• **EXERCISE**:
Reproduce the stretch of rows from the very first one through the line containing "Segment this screenshot: for", including that line. Leave the pictures out.

+++ AVAILABLE RECORDS +++

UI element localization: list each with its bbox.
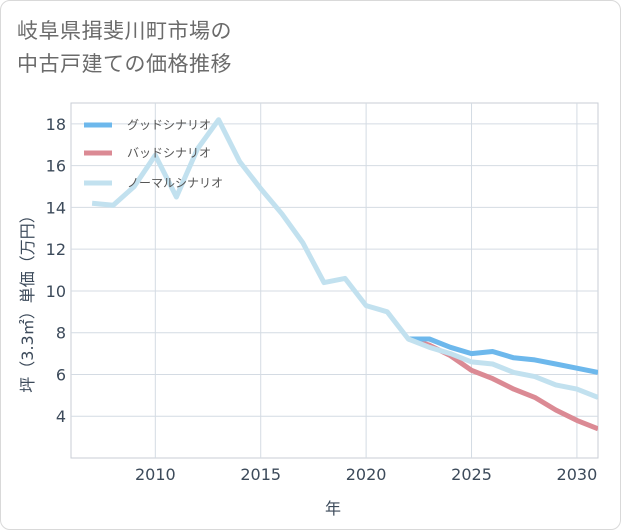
legend-label: バッドシナリオ [127, 146, 211, 160]
series-line-2 [91, 117, 598, 400]
x-axis-label: 年 [325, 499, 341, 518]
y-tick-label: 6 [56, 365, 66, 384]
chart-title: 岐阜県揖斐川町市場の 中古戸建ての価格推移 [17, 15, 232, 81]
y-axis-label: 坪（3.3㎡）単価（万円） [18, 207, 37, 392]
legend-label: ノーマルシナリオ [127, 176, 223, 190]
y-tick-label: 12 [46, 240, 66, 259]
legend-label: グッドシナリオ [127, 118, 211, 132]
y-tick-label: 4 [56, 407, 66, 426]
x-tick-label: 2020 [346, 465, 387, 484]
y-tick-labels: 4 6 8 10 12 14 16 18 [46, 115, 66, 426]
y-tick-label: 10 [46, 282, 66, 301]
chart-title-line-2: 中古戸建ての価格推移 [17, 52, 232, 76]
y-tick-label: 18 [46, 115, 66, 134]
chart-title-line-1: 岐阜県揖斐川町市場の [17, 19, 232, 43]
y-tick-label: 16 [46, 157, 66, 176]
grid-lines [71, 103, 598, 458]
series-line-0 [408, 336, 598, 375]
x-tick-label: 2025 [451, 465, 492, 484]
y-tick-label: 14 [46, 198, 66, 217]
x-tick-label: 2010 [135, 465, 176, 484]
x-tick-label: 2015 [240, 465, 281, 484]
x-tick-labels: 2010 2015 2020 2025 2030 [135, 465, 597, 484]
x-tick-label: 2030 [557, 465, 598, 484]
y-tick-label: 8 [56, 324, 66, 343]
series-lines [91, 117, 598, 432]
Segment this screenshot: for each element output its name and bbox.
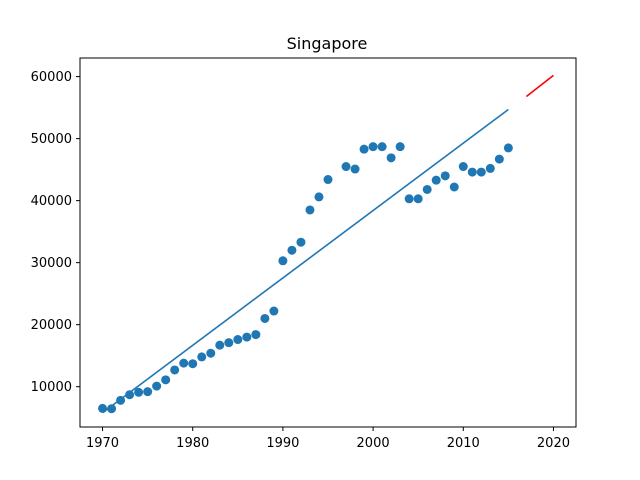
data-point — [206, 348, 216, 358]
data-point — [449, 182, 459, 192]
data-point — [458, 162, 468, 172]
forecast-line — [525, 74, 554, 98]
data-point — [152, 381, 162, 391]
data-point — [116, 395, 126, 405]
x-tick-label: 1980 — [176, 436, 209, 451]
x-tick-label: 2020 — [537, 436, 570, 451]
data-point — [494, 154, 504, 164]
x-tick-label: 1990 — [266, 436, 299, 451]
data-point — [296, 237, 306, 247]
data-point — [404, 194, 414, 204]
data-point — [305, 205, 315, 215]
data-point — [431, 175, 441, 185]
data-point — [503, 143, 513, 153]
fit-line-layer — [102, 74, 554, 414]
data-point — [242, 332, 252, 342]
data-point — [323, 175, 333, 185]
data-point — [395, 142, 405, 152]
data-point — [413, 194, 423, 204]
data-point — [422, 184, 432, 194]
data-point — [485, 163, 495, 173]
data-point — [161, 375, 171, 385]
y-tick-label: 20000 — [31, 318, 72, 333]
x-tick-label: 1970 — [86, 436, 119, 451]
y-tick-label: 30000 — [31, 256, 72, 271]
data-point — [188, 359, 198, 369]
data-point — [125, 390, 135, 400]
data-point — [215, 340, 225, 350]
x-tick-label: 2010 — [447, 436, 480, 451]
data-point — [314, 192, 324, 202]
data-point — [440, 171, 450, 181]
data-point — [476, 167, 486, 177]
data-point — [341, 162, 351, 172]
x-axis: 1970 1980 1990 2000 2010 2020 — [86, 427, 570, 451]
data-point — [224, 338, 234, 348]
data-point — [359, 144, 369, 154]
y-tick-label: 50000 — [31, 132, 72, 147]
y-tick-label: 60000 — [31, 70, 72, 85]
data-point — [368, 142, 378, 152]
data-point — [179, 358, 189, 368]
data-point — [278, 256, 288, 266]
x-tick-label: 2000 — [357, 436, 390, 451]
data-point — [170, 365, 180, 375]
data-point — [233, 335, 243, 345]
data-point — [143, 387, 153, 397]
trend-line — [102, 108, 509, 414]
data-point — [386, 153, 396, 163]
data-point — [377, 142, 387, 152]
data-point — [98, 403, 108, 413]
plot-frame — [79, 57, 577, 428]
chart-title: Singapore — [287, 34, 368, 53]
data-point — [134, 387, 144, 397]
data-point — [107, 404, 117, 414]
data-point — [350, 164, 360, 174]
data-point — [260, 313, 270, 323]
y-axis: 10000 20000 30000 40000 50000 60000 — [31, 70, 80, 395]
data-point — [197, 352, 207, 362]
data-point — [467, 167, 477, 177]
scatter-points — [98, 142, 513, 414]
data-point — [251, 330, 261, 340]
data-point — [269, 306, 279, 316]
y-tick-label: 40000 — [31, 194, 72, 209]
data-point — [287, 245, 297, 255]
y-tick-label: 10000 — [31, 380, 72, 395]
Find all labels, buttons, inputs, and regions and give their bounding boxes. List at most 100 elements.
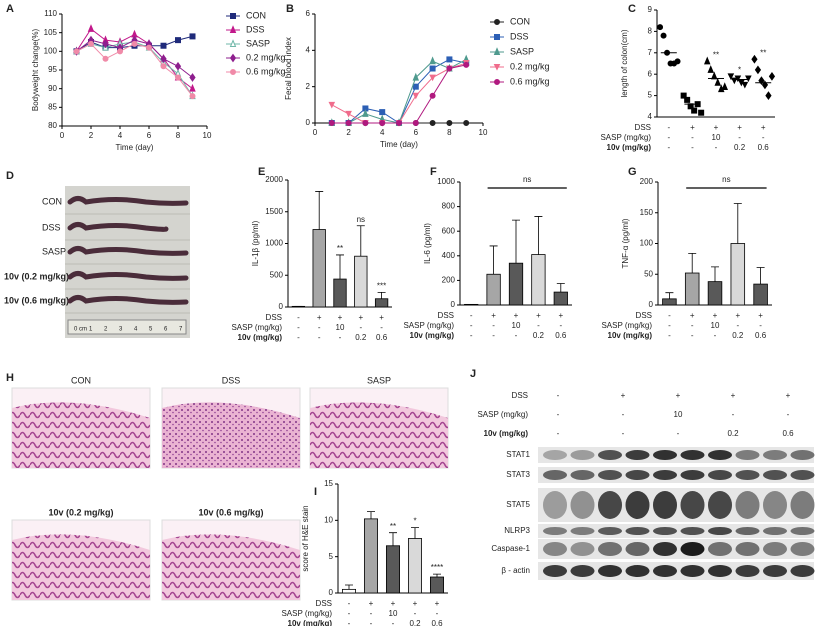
condition-value: - [470, 321, 473, 330]
condition-value: - [622, 410, 625, 419]
series-line [76, 41, 193, 97]
x-tick-label: 2 [346, 128, 351, 137]
error-bar [315, 191, 324, 230]
tissue [162, 402, 300, 468]
blot-band [735, 527, 760, 535]
panel-label: G [628, 166, 637, 178]
condition-value: 10 [711, 321, 720, 330]
condition-value: + [338, 313, 343, 322]
condition-value: + [690, 311, 695, 320]
y-tick-label: 0 [329, 588, 334, 597]
panel-label: H [6, 372, 14, 384]
marker [229, 53, 237, 63]
marker [345, 120, 352, 126]
marker [493, 47, 501, 55]
blot-band [790, 450, 815, 460]
marker [396, 120, 402, 126]
condition-value: + [690, 123, 695, 132]
condition-value: + [621, 391, 626, 400]
marker [707, 65, 714, 73]
condition-value: + [786, 391, 791, 400]
bar [407, 538, 422, 594]
marker [741, 81, 749, 89]
blot-band [570, 527, 595, 535]
y-tick-label: 0 [279, 302, 284, 311]
condition-value: 10 [512, 321, 521, 330]
condition-label: DSS [635, 123, 651, 132]
condition-value: - [691, 331, 694, 340]
colon [67, 295, 189, 305]
ruler-label: 6 [164, 327, 168, 333]
blot-band [598, 470, 622, 480]
condition-value: - [370, 619, 373, 626]
histology-label: CON [71, 375, 91, 385]
condition-value: - [380, 323, 383, 332]
condition-value: - [318, 333, 321, 342]
colon [67, 271, 189, 281]
condition-value: + [369, 599, 374, 608]
blot-band [543, 527, 567, 535]
y-axis-label: Bodyweight change(%) [31, 29, 40, 112]
condition-value: - [732, 410, 735, 419]
y-tick-label: 85 [48, 102, 57, 111]
marker [721, 82, 728, 91]
marker [412, 120, 419, 126]
marker [711, 71, 718, 80]
y-tick-label: 800 [442, 202, 456, 211]
condition-value: + [713, 311, 718, 320]
x-tick-label: 8 [447, 128, 452, 137]
bar [662, 298, 677, 306]
condition-value: 0.2 [734, 143, 746, 152]
condition-value: + [379, 313, 384, 322]
marker [117, 48, 123, 55]
condition-value: 0.6 [755, 331, 767, 340]
condition-value: - [714, 331, 717, 340]
error-bar [489, 245, 498, 275]
condition-value: - [691, 133, 694, 142]
blot-band [653, 542, 677, 556]
condition-label: SASP (mg/kg) [231, 323, 282, 332]
condition-value: 0.2 [727, 429, 739, 438]
bar [730, 243, 746, 306]
marker [429, 120, 436, 126]
condition-value: - [318, 323, 321, 332]
condition-value: + [761, 123, 766, 132]
y-tick-label: 200 [442, 276, 456, 285]
error-bar [512, 219, 520, 264]
error-bar [711, 266, 719, 282]
marker [446, 65, 453, 72]
panel-label: D [6, 170, 14, 182]
error-bar [411, 527, 419, 539]
y-tick-label: 110 [44, 9, 57, 18]
condition-value: - [738, 133, 741, 142]
blot-band [653, 491, 677, 519]
condition-value: 10 [712, 133, 721, 142]
blot-band [763, 542, 787, 556]
bar [341, 588, 356, 594]
bar [508, 262, 524, 306]
blot-band [570, 450, 595, 460]
condition-label: SASP (mg/kg) [477, 410, 528, 419]
error-bar [688, 252, 697, 274]
error-bar [733, 203, 742, 244]
blot-band [790, 527, 815, 535]
significance: *** [377, 282, 386, 291]
condition-value: + [536, 311, 541, 320]
marker [379, 109, 386, 116]
condition-value: - [297, 313, 300, 322]
legend-label: DSS [510, 31, 529, 41]
marker [412, 92, 420, 100]
significance: ** [713, 50, 719, 59]
panel-label: F [430, 166, 437, 178]
x-tick-label: 0 [60, 131, 65, 140]
y-tick-label: 0 [451, 300, 456, 309]
marker [754, 65, 762, 75]
blot-band [543, 491, 567, 519]
condition-label: DSS [316, 599, 332, 608]
condition-value: 10 [389, 609, 398, 618]
blot-band [570, 470, 595, 480]
condition-value: - [759, 321, 762, 330]
blot-band [680, 565, 705, 577]
series-line [331, 62, 467, 124]
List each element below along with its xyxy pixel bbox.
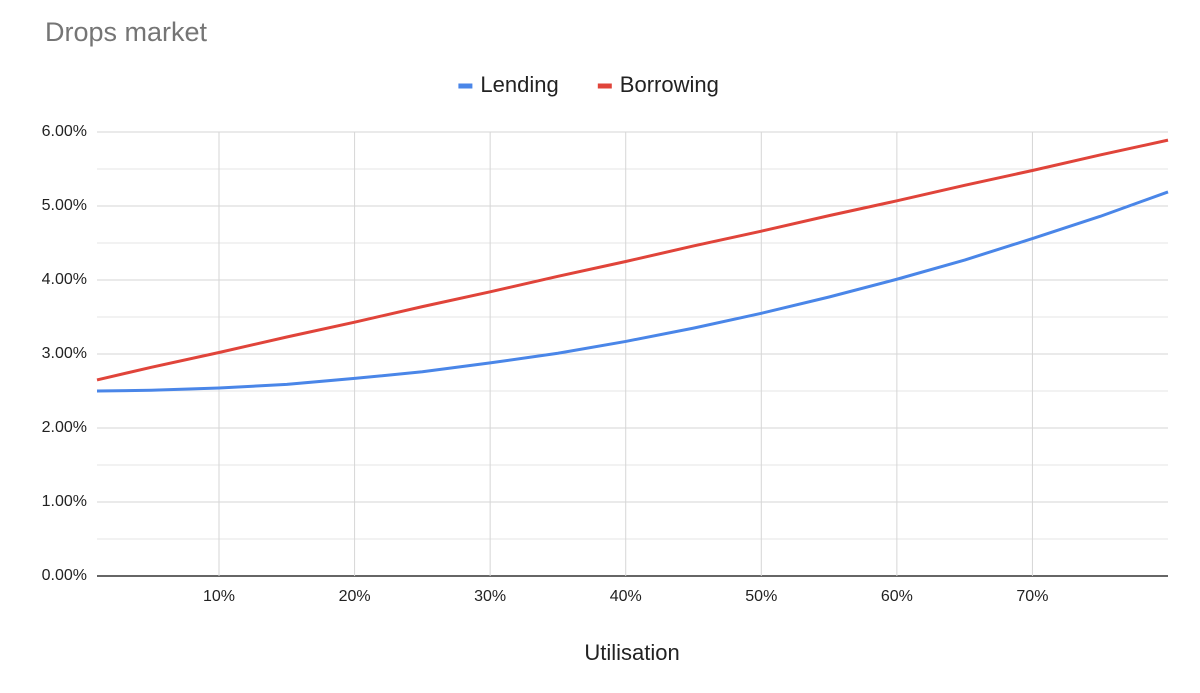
y-tick-label: 1.00% (42, 493, 87, 510)
x-tick-label: 20% (339, 588, 371, 605)
series-line (96, 138, 1169, 382)
x-tick-label: 30% (474, 588, 506, 605)
x-tick-label: 70% (1016, 588, 1048, 605)
x-tick-label: 10% (203, 588, 235, 605)
legend-label: Lending (480, 72, 558, 97)
x-tick-label: 60% (881, 588, 913, 605)
series-line (96, 190, 1169, 393)
y-tick-label: 3.00% (42, 345, 87, 362)
y-tick-label: 4.00% (42, 271, 87, 288)
legend-label: Borrowing (620, 72, 719, 97)
y-tick-label: 5.00% (42, 197, 87, 214)
y-tick-label: 6.00% (42, 123, 87, 140)
x-tick-label: 40% (610, 588, 642, 605)
chart-title: Drops market (45, 17, 208, 47)
x-axis-title: Utilisation (584, 640, 679, 665)
y-tick-label: 0.00% (42, 567, 87, 584)
y-tick-label: 2.00% (42, 419, 87, 436)
x-tick-label: 50% (745, 588, 777, 605)
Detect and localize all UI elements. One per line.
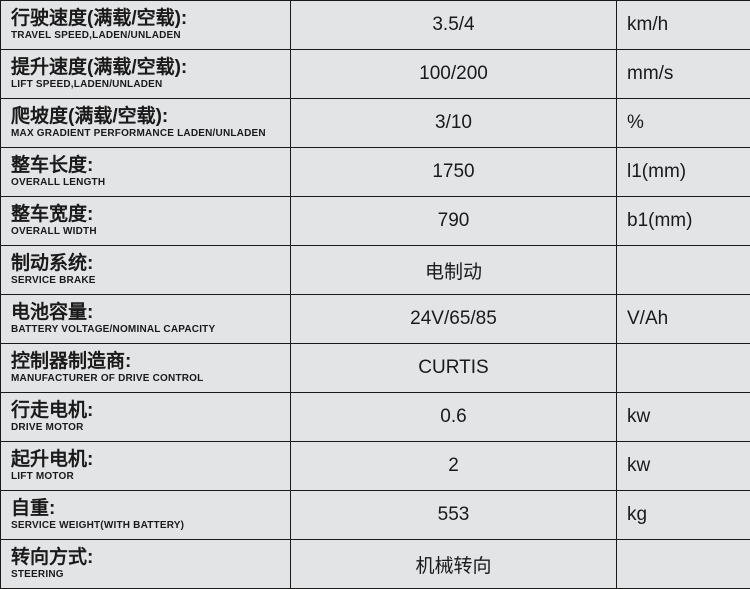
cell-value: 电制动 — [291, 246, 617, 295]
cell-label: 起升电机: LIFT MOTOR — [1, 442, 291, 491]
label-cn: 行走电机: — [11, 401, 290, 422]
label-cn: 起升电机: — [11, 450, 290, 471]
cell-value: 0.6 — [291, 393, 617, 442]
cell-value: 100/200 — [291, 50, 617, 99]
cell-unit: kw — [617, 393, 750, 442]
cell-unit: b1(mm) — [617, 197, 750, 246]
cell-value: 3/10 — [291, 99, 617, 148]
spec-table-body: 行驶速度(满载/空载): TRAVEL SPEED,LADEN/UNLADEN … — [1, 1, 750, 589]
cell-value: 24V/65/85 — [291, 295, 617, 344]
label-cn: 提升速度(满载/空载): — [11, 58, 290, 79]
cell-unit: kw — [617, 442, 750, 491]
cell-value: CURTIS — [291, 344, 617, 393]
label-cn: 爬坡度(满载/空载): — [11, 107, 290, 128]
cell-unit — [617, 246, 750, 295]
cell-label: 爬坡度(满载/空载): MAX GRADIENT PERFORMANCE LAD… — [1, 99, 291, 148]
cell-label: 整车宽度: OVERALL WIDTH — [1, 197, 291, 246]
cell-unit — [617, 540, 750, 589]
label-cn: 自重: — [11, 499, 290, 520]
label-en: DRIVE MOTOR — [11, 422, 290, 433]
cell-label: 行驶速度(满载/空载): TRAVEL SPEED,LADEN/UNLADEN — [1, 1, 291, 50]
table-row: 转向方式: STEERING 机械转向 — [1, 540, 750, 589]
label-en: SERVICE BRAKE — [11, 275, 290, 286]
cell-label: 提升速度(满载/空载): LIFT SPEED,LADEN/UNLADEN — [1, 50, 291, 99]
cell-value: 1750 — [291, 148, 617, 197]
label-en: MANUFACTURER OF DRIVE CONTROL — [11, 373, 290, 384]
cell-unit: % — [617, 99, 750, 148]
table-row: 自重: SERVICE WEIGHT(WITH BATTERY) 553 kg — [1, 491, 750, 540]
cell-label: 自重: SERVICE WEIGHT(WITH BATTERY) — [1, 491, 291, 540]
table-row: 起升电机: LIFT MOTOR 2 kw — [1, 442, 750, 491]
table-row: 制动系统: SERVICE BRAKE 电制动 — [1, 246, 750, 295]
label-en: TRAVEL SPEED,LADEN/UNLADEN — [11, 30, 290, 41]
cell-label: 控制器制造商: MANUFACTURER OF DRIVE CONTROL — [1, 344, 291, 393]
table-row: 爬坡度(满载/空载): MAX GRADIENT PERFORMANCE LAD… — [1, 99, 750, 148]
cell-unit: l1(mm) — [617, 148, 750, 197]
cell-unit: kg — [617, 491, 750, 540]
cell-label: 整车长度: OVERALL LENGTH — [1, 148, 291, 197]
table-row: 行走电机: DRIVE MOTOR 0.6 kw — [1, 393, 750, 442]
table-row: 控制器制造商: MANUFACTURER OF DRIVE CONTROL CU… — [1, 344, 750, 393]
cell-label: 转向方式: STEERING — [1, 540, 291, 589]
cell-value: 2 — [291, 442, 617, 491]
cell-value: 3.5/4 — [291, 1, 617, 50]
cell-value: 790 — [291, 197, 617, 246]
label-en: OVERALL WIDTH — [11, 226, 290, 237]
label-cn: 整车宽度: — [11, 205, 290, 226]
label-en: STEERING — [11, 569, 290, 580]
table-row: 行驶速度(满载/空载): TRAVEL SPEED,LADEN/UNLADEN … — [1, 1, 750, 50]
table-row: 整车长度: OVERALL LENGTH 1750 l1(mm) — [1, 148, 750, 197]
table-row: 提升速度(满载/空载): LIFT SPEED,LADEN/UNLADEN 10… — [1, 50, 750, 99]
cell-label: 行走电机: DRIVE MOTOR — [1, 393, 291, 442]
cell-label: 制动系统: SERVICE BRAKE — [1, 246, 291, 295]
table-row: 电池容量: BATTERY VOLTAGE/NOMINAL CAPACITY 2… — [1, 295, 750, 344]
cell-unit: km/h — [617, 1, 750, 50]
label-cn: 电池容量: — [11, 303, 290, 324]
cell-value: 553 — [291, 491, 617, 540]
spec-table: 行驶速度(满载/空载): TRAVEL SPEED,LADEN/UNLADEN … — [0, 0, 750, 589]
label-en: SERVICE WEIGHT(WITH BATTERY) — [11, 520, 290, 531]
label-cn: 整车长度: — [11, 156, 290, 177]
label-cn: 行驶速度(满载/空载): — [11, 9, 290, 30]
label-en: MAX GRADIENT PERFORMANCE LADEN/UNLADEN — [11, 128, 290, 139]
label-cn: 控制器制造商: — [11, 352, 290, 373]
label-cn: 转向方式: — [11, 548, 290, 569]
table-row: 整车宽度: OVERALL WIDTH 790 b1(mm) — [1, 197, 750, 246]
cell-unit: mm/s — [617, 50, 750, 99]
label-en: BATTERY VOLTAGE/NOMINAL CAPACITY — [11, 324, 290, 335]
cell-value: 机械转向 — [291, 540, 617, 589]
label-en: LIFT MOTOR — [11, 471, 290, 482]
cell-label: 电池容量: BATTERY VOLTAGE/NOMINAL CAPACITY — [1, 295, 291, 344]
label-en: LIFT SPEED,LADEN/UNLADEN — [11, 79, 290, 90]
cell-unit — [617, 344, 750, 393]
label-en: OVERALL LENGTH — [11, 177, 290, 188]
label-cn: 制动系统: — [11, 254, 290, 275]
cell-unit: V/Ah — [617, 295, 750, 344]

+++

• **REPLY**:
UI element localization: list each with its bbox.
legend-label: バッドシナリオ [127, 146, 211, 160]
series-line-2 [91, 117, 598, 400]
x-axis-label: 年 [325, 499, 341, 518]
y-tick-label: 6 [56, 365, 66, 384]
chart-title: 岐阜県揖斐川町市場の 中古戸建ての価格推移 [17, 15, 232, 81]
y-axis-label: 坪（3.3㎡）単価（万円） [18, 207, 37, 392]
legend-label: ノーマルシナリオ [127, 176, 223, 190]
y-tick-label: 12 [46, 240, 66, 259]
legend-label: グッドシナリオ [127, 118, 211, 132]
y-tick-label: 4 [56, 407, 66, 426]
x-tick-label: 2020 [346, 465, 387, 484]
y-tick-labels: 4 6 8 10 12 14 16 18 [46, 115, 66, 426]
y-tick-label: 10 [46, 282, 66, 301]
chart-title-line-2: 中古戸建ての価格推移 [17, 52, 232, 76]
y-tick-label: 18 [46, 115, 66, 134]
chart-title-line-1: 岐阜県揖斐川町市場の [17, 19, 232, 43]
y-tick-label: 16 [46, 157, 66, 176]
grid-lines [71, 103, 598, 458]
series-line-0 [408, 336, 598, 375]
x-tick-label: 2025 [451, 465, 492, 484]
y-tick-label: 14 [46, 198, 66, 217]
x-tick-label: 2010 [135, 465, 176, 484]
x-tick-label: 2015 [240, 465, 281, 484]
x-tick-labels: 2010 2015 2020 2025 2030 [135, 465, 597, 484]
x-tick-label: 2030 [557, 465, 598, 484]
y-tick-label: 8 [56, 324, 66, 343]
series-lines [91, 117, 598, 432]
Segment this screenshot: for each element output its name and bbox.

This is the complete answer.